> The request
From the entries below, copy every line where the string "underlying" appears.

_ _ _ _

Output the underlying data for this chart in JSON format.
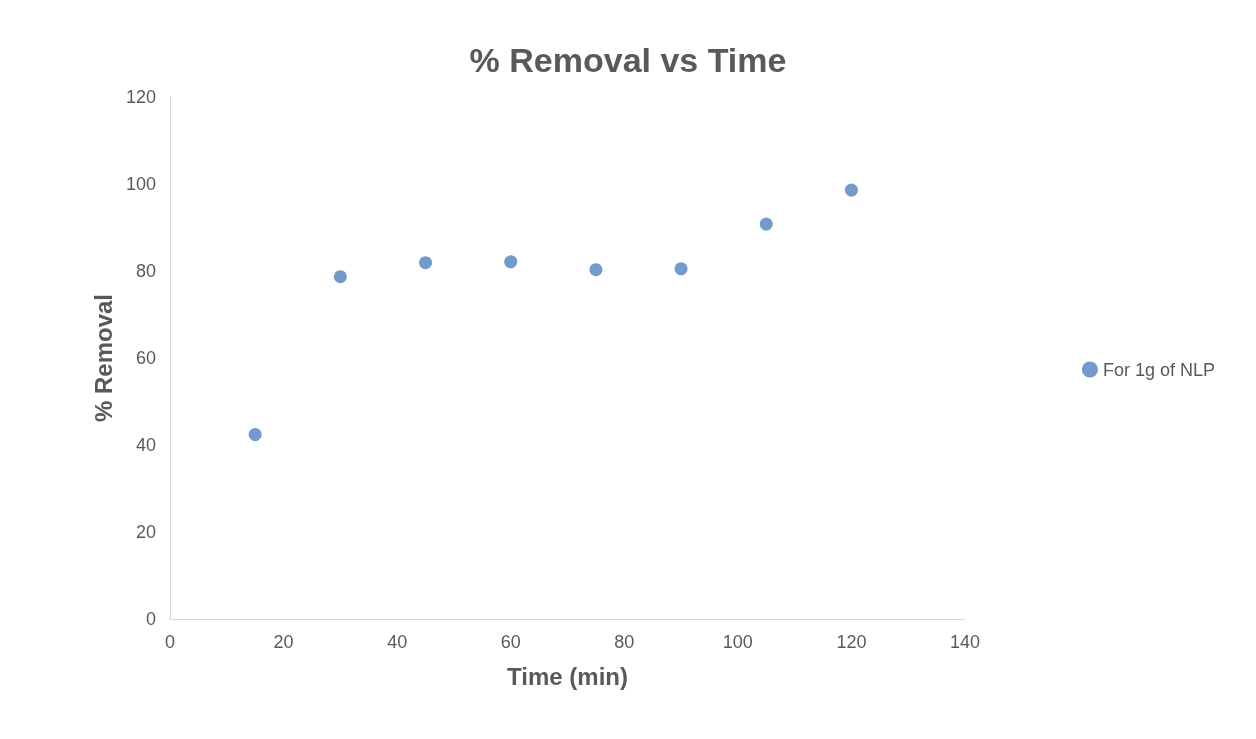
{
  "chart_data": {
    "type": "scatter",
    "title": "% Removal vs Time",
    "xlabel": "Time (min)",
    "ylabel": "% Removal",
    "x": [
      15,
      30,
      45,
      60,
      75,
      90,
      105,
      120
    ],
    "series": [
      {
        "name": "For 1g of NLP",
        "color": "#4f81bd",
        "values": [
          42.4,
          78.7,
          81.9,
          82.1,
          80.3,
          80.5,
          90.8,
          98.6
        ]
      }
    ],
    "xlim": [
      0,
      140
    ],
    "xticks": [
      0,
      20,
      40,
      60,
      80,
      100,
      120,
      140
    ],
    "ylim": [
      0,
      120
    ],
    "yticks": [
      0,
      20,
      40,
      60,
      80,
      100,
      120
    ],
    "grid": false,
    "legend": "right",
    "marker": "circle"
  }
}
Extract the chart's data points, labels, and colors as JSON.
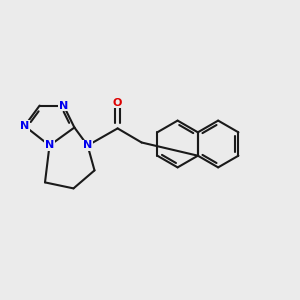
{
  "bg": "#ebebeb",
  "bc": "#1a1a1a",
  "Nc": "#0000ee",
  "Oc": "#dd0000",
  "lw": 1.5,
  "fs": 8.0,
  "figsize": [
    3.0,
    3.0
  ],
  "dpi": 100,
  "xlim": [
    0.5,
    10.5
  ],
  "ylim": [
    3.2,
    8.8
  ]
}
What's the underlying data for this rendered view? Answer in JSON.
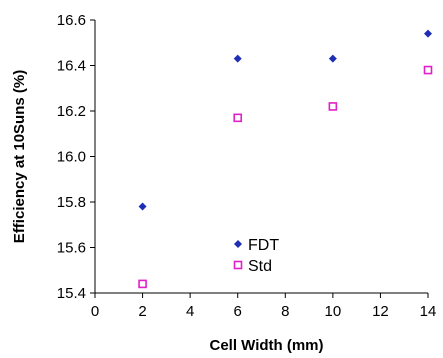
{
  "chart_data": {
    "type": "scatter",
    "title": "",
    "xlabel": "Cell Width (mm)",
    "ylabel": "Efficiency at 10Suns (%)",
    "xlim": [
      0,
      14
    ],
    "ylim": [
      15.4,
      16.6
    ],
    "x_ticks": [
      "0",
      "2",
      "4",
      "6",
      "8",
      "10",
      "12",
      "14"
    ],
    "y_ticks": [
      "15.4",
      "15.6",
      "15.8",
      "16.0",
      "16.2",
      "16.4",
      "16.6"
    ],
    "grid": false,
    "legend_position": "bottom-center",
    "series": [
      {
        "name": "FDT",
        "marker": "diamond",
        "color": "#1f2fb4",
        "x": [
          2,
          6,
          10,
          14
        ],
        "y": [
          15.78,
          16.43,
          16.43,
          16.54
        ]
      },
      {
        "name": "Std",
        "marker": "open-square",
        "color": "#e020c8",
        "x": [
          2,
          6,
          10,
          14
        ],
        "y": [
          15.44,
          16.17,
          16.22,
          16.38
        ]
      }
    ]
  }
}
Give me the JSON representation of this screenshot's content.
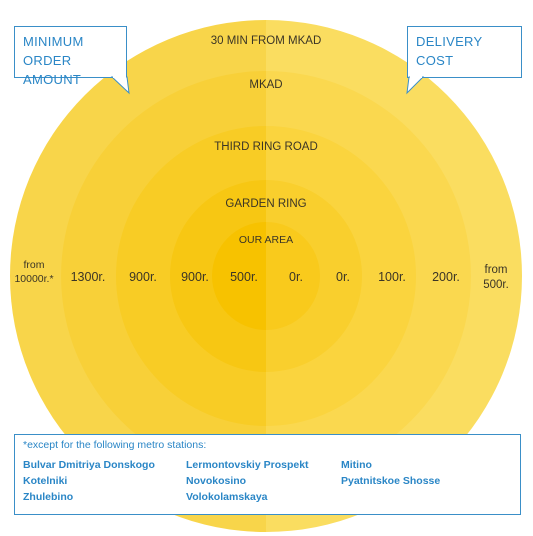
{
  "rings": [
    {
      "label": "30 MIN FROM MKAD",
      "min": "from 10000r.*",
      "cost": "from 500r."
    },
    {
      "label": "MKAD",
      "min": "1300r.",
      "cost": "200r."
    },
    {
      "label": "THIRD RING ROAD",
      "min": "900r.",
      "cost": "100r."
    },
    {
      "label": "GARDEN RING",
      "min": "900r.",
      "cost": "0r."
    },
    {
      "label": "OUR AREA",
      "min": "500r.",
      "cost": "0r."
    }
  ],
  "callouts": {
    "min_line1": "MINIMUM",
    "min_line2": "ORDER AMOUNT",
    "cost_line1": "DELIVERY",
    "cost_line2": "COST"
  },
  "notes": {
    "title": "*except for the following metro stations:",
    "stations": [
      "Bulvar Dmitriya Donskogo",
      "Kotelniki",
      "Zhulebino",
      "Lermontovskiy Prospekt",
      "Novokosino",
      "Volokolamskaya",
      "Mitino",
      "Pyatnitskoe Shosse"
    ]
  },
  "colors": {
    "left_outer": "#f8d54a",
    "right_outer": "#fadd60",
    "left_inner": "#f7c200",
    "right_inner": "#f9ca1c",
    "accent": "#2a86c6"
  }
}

_ _ _ _

> Answer below
Output the underlying data for this chart in JSON format.
What's the underlying data for this rendered view? Answer in JSON.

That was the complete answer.